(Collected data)
══════════════════════════════

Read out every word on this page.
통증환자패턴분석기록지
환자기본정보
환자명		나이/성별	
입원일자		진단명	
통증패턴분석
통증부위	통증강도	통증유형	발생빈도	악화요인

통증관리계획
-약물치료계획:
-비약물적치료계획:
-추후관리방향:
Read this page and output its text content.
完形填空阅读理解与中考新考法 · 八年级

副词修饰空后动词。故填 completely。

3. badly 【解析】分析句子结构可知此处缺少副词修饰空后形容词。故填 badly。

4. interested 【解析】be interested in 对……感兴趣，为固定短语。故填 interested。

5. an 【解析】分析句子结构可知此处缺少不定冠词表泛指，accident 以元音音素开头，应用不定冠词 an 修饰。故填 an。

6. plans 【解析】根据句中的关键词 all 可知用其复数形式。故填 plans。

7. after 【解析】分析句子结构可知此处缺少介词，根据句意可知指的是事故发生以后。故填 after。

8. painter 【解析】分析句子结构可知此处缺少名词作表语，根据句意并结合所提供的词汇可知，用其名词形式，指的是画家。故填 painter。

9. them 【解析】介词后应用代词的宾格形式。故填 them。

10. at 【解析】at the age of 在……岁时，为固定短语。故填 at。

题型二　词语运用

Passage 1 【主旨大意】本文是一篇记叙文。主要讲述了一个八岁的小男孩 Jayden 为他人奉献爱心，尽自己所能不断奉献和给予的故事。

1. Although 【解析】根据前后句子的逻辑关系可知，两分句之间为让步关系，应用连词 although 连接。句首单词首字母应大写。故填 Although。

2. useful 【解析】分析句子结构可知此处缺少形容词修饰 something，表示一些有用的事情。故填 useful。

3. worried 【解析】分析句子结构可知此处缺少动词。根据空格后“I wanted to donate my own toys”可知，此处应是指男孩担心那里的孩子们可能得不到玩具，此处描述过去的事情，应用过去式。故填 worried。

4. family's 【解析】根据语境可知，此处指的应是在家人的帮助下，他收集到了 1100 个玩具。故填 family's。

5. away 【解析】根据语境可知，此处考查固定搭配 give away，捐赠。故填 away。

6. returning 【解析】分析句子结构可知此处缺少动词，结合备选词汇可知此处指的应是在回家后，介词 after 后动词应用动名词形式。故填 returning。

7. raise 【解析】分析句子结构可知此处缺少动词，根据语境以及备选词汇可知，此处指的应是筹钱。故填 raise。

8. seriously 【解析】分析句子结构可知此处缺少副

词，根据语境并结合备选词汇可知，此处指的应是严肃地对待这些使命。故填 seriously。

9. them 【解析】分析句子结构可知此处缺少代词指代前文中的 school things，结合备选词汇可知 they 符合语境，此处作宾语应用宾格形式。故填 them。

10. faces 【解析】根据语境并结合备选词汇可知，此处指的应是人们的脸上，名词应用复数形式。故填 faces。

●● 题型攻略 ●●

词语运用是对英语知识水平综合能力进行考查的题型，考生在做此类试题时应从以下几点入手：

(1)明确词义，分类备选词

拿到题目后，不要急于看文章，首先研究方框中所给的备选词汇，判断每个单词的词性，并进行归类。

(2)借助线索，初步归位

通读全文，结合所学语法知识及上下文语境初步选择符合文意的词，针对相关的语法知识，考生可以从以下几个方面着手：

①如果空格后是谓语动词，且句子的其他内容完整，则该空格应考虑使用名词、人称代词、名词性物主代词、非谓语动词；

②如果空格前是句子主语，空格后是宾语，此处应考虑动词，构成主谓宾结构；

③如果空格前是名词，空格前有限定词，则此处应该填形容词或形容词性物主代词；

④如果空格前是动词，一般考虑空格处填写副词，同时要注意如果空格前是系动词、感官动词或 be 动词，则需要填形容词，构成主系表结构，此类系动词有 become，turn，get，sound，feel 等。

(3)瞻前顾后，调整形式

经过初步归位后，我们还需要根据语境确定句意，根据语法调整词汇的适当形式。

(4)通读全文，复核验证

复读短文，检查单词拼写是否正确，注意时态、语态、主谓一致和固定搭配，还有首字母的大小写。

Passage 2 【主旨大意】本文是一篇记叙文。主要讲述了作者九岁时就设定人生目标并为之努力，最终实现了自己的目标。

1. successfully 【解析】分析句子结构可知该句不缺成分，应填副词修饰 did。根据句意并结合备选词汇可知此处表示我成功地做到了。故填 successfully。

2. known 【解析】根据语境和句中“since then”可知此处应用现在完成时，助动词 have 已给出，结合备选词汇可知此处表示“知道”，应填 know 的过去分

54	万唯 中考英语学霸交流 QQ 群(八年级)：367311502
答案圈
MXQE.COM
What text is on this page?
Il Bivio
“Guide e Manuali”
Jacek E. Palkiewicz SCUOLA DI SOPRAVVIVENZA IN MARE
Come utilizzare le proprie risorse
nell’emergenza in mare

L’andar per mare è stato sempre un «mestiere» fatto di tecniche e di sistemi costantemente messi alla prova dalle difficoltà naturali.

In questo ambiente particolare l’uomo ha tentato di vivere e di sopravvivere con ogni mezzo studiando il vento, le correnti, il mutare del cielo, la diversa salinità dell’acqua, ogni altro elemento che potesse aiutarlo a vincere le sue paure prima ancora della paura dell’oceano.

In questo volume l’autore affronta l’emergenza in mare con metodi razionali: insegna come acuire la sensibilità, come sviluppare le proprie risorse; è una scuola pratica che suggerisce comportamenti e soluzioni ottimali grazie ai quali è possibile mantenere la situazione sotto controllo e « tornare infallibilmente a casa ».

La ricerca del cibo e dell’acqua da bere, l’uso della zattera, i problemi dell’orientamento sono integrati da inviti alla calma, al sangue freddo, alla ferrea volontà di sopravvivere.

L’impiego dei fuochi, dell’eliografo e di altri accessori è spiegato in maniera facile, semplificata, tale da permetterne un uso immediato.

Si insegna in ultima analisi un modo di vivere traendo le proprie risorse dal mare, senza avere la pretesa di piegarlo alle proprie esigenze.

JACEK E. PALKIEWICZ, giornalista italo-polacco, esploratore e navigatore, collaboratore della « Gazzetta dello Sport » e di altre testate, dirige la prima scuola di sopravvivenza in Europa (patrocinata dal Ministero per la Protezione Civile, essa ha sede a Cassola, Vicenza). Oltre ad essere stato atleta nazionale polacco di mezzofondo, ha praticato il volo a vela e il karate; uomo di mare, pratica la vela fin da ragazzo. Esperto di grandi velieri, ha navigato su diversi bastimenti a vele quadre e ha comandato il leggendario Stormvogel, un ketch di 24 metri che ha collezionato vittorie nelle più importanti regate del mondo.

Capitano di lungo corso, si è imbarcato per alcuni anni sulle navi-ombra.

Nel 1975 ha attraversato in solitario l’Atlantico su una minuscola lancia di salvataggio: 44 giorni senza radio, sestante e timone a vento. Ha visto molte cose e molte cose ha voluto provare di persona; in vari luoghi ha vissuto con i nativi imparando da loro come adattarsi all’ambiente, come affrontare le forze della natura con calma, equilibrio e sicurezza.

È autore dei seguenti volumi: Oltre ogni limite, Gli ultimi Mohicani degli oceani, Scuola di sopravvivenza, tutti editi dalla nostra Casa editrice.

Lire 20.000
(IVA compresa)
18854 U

══════════════════════════════

What is needed: Repeat the whole listing exactly, keeping every line intact.

Solution:
Read out every word on this page.
통증환자패턴분석기록지
환자기본정보
환자명		나이/성별	
입원일자		진단명	
통증패턴분석
통증부위	통증강도	통증유형	발생빈도	악화요인

통증관리계획
-약물치료계획:
-비약물적치료계획:
-추후관리방향:
Read this page and output its text content.
完形填空阅读理解与中考新考法 · 八年级

副词修饰空后动词。故填 completely。

3. badly 【解析】分析句子结构可知此处缺少副词修饰空后形容词。故填 badly。

4. interested 【解析】be interested in 对……感兴趣，为固定短语。故填 interested。

5. an 【解析】分析句子结构可知此处缺少不定冠词表泛指，accident 以元音音素开头，应用不定冠词 an 修饰。故填 an。

6. plans 【解析】根据句中的关键词 all 可知用其复数形式。故填 plans。

7. after 【解析】分析句子结构可知此处缺少介词，根据句意可知指的是事故发生以后。故填 after。

8. painter 【解析】分析句子结构可知此处缺少名词作表语，根据句意并结合所提供的词汇可知，用其名词形式，指的是画家。故填 painter。

9. them 【解析】介词后应用代词的宾格形式。故填 them。

10. at 【解析】at the age of 在……岁时，为固定短语。故填 at。

题型二　词语运用

Passage 1 【主旨大意】本文是一篇记叙文。主要讲述了一个八岁的小男孩 Jayden 为他人奉献爱心，尽自己所能不断奉献和给予的故事。

1. Although 【解析】根据前后句子的逻辑关系可知，两分句之间为让步关系，应用连词 although 连接。句首单词首字母应大写。故填 Although。

2. useful 【解析】分析句子结构可知此处缺少形容词修饰 something，表示一些有用的事情。故填 useful。

3. worried 【解析】分析句子结构可知此处缺少动词。根据空格后“I wanted to donate my own toys”可知，此处应是指男孩担心那里的孩子们可能得不到玩具，此处描述过去的事情，应用过去式。故填 worried。

4. family's 【解析】根据语境可知，此处指的应是在家人的帮助下，他收集到了 1100 个玩具。故填 family's。

5. away 【解析】根据语境可知，此处考查固定搭配 give away，捐赠。故填 away。

6. returning 【解析】分析句子结构可知此处缺少动词，结合备选词汇可知此处指的应是在回家后，介词 after 后动词应用动名词形式。故填 returning。

7. raise 【解析】分析句子结构可知此处缺少动词，根据语境以及备选词汇可知，此处指的应是筹钱。故填 raise。

8. seriously 【解析】分析句子结构可知此处缺少副

词，根据语境并结合备选词汇可知，此处指的应是严肃地对待这些使命。故填 seriously。

9. them 【解析】分析句子结构可知此处缺少代词指代前文中的 school things，结合备选词汇可知 they 符合语境，此处作宾语应用宾格形式。故填 them。

10. faces 【解析】根据语境并结合备选词汇可知，此处指的应是人们的脸上，名词应用复数形式。故填 faces。

●● 题型攻略 ●●

词语运用是对英语知识水平综合能力进行考查的题型，考生在做此类试题时应从以下几点入手：

(1)明确词义，分类备选词

拿到题目后，不要急于看文章，首先研究方框中所给的备选词汇，判断每个单词的词性，并进行归类。

(2)借助线索，初步归位

通读全文，结合所学语法知识及上下文语境初步选择符合文意的词，针对相关的语法知识，考生可以从以下几个方面着手：

①如果空格后是谓语动词，且句子的其他内容完整，则该空格应考虑使用名词、人称代词、名词性物主代词、非谓语动词；

②如果空格前是句子主语，空格后是宾语，此处应考虑动词，构成主谓宾结构；

③如果空格前是名词，空格前有限定词，则此处应该填形容词或形容词性物主代词；

④如果空格前是动词，一般考虑空格处填写副词，同时要注意如果空格前是系动词、感官动词或 be 动词，则需要填形容词，构成主系表结构，此类系动词有 become，turn，get，sound，feel 等。

(3)瞻前顾后，调整形式

经过初步归位后，我们还需要根据语境确定句意，根据语法调整词汇的适当形式。

(4)通读全文，复核验证

复读短文，检查单词拼写是否正确，注意时态、语态、主谓一致和固定搭配，还有首字母的大小写。

Passage 2 【主旨大意】本文是一篇记叙文。主要讲述了作者九岁时就设定人生目标并为之努力，最终实现了自己的目标。

1. successfully 【解析】分析句子结构可知该句不缺成分，应填副词修饰 did。根据句意并结合备选词汇可知此处表示我成功地做到了。故填 successfully。

2. known 【解析】根据语境和句中“since then”可知此处应用现在完成时，助动词 have 已给出，结合备选词汇可知此处表示“知道”，应填 know 的过去分

54	万唯 中考英语学霸交流 QQ 群(八年级)：367311502
答案圈
MXQE.COM
What text is on this page?
Il Bivio
“Guide e Manuali”
Jacek E. Palkiewicz SCUOLA DI SOPRAVVIVENZA IN MARE
Come utilizzare le proprie risorse
nell’emergenza in mare

L’andar per mare è stato sempre un «mestiere» fatto di tecniche e di sistemi costantemente messi alla prova dalle difficoltà naturali.

In questo ambiente particolare l’uomo ha tentato di vivere e di sopravvivere con ogni mezzo studiando il vento, le correnti, il mutare del cielo, la diversa salinità dell’acqua, ogni altro elemento che potesse aiutarlo a vincere le sue paure prima ancora della paura dell’oceano.

In questo volume l’autore affronta l’emergenza in mare con metodi razionali: insegna come acuire la sensibilità, come sviluppare le proprie risorse; è una scuola pratica che suggerisce comportamenti e soluzioni ottimali grazie ai quali è possibile mantenere la situazione sotto controllo e « tornare infallibilmente a casa ».

La ricerca del cibo e dell’acqua da bere, l’uso della zattera, i problemi dell’orientamento sono integrati da inviti alla calma, al sangue freddo, alla ferrea volontà di sopravvivere.

L’impiego dei fuochi, dell’eliografo e di altri accessori è spiegato in maniera facile, semplificata, tale da permetterne un uso immediato.

Si insegna in ultima analisi un modo di vivere traendo le proprie risorse dal mare, senza avere la pretesa di piegarlo alle proprie esigenze.

JACEK E. PALKIEWICZ, giornalista italo-polacco, esploratore e navigatore, collaboratore della « Gazzetta dello Sport » e di altre testate, dirige la prima scuola di sopravvivenza in Europa (patrocinata dal Ministero per la Protezione Civile, essa ha sede a Cassola, Vicenza). Oltre ad essere stato atleta nazionale polacco di mezzofondo, ha praticato il volo a vela e il karate; uomo di mare, pratica la vela fin da ragazzo. Esperto di grandi velieri, ha navigato su diversi bastimenti a vele quadre e ha comandato il leggendario Stormvogel, un ketch di 24 metri che ha collezionato vittorie nelle più importanti regate del mondo.

Capitano di lungo corso, si è imbarcato per alcuni anni sulle navi-ombra.

Nel 1975 ha attraversato in solitario l’Atlantico su una minuscola lancia di salvataggio: 44 giorni senza radio, sestante e timone a vento. Ha visto molte cose e molte cose ha voluto provare di persona; in vari luoghi ha vissuto con i nativi imparando da loro come adattarsi all’ambiente, come affrontare le forze della natura con calma, equilibrio e sicurezza.

È autore dei seguenti volumi: Oltre ogni limite, Gli ultimi Mohicani degli oceani, Scuola di sopravvivenza, tutti editi dalla nostra Casa editrice.

Lire 20.000
(IVA compresa)
18854 U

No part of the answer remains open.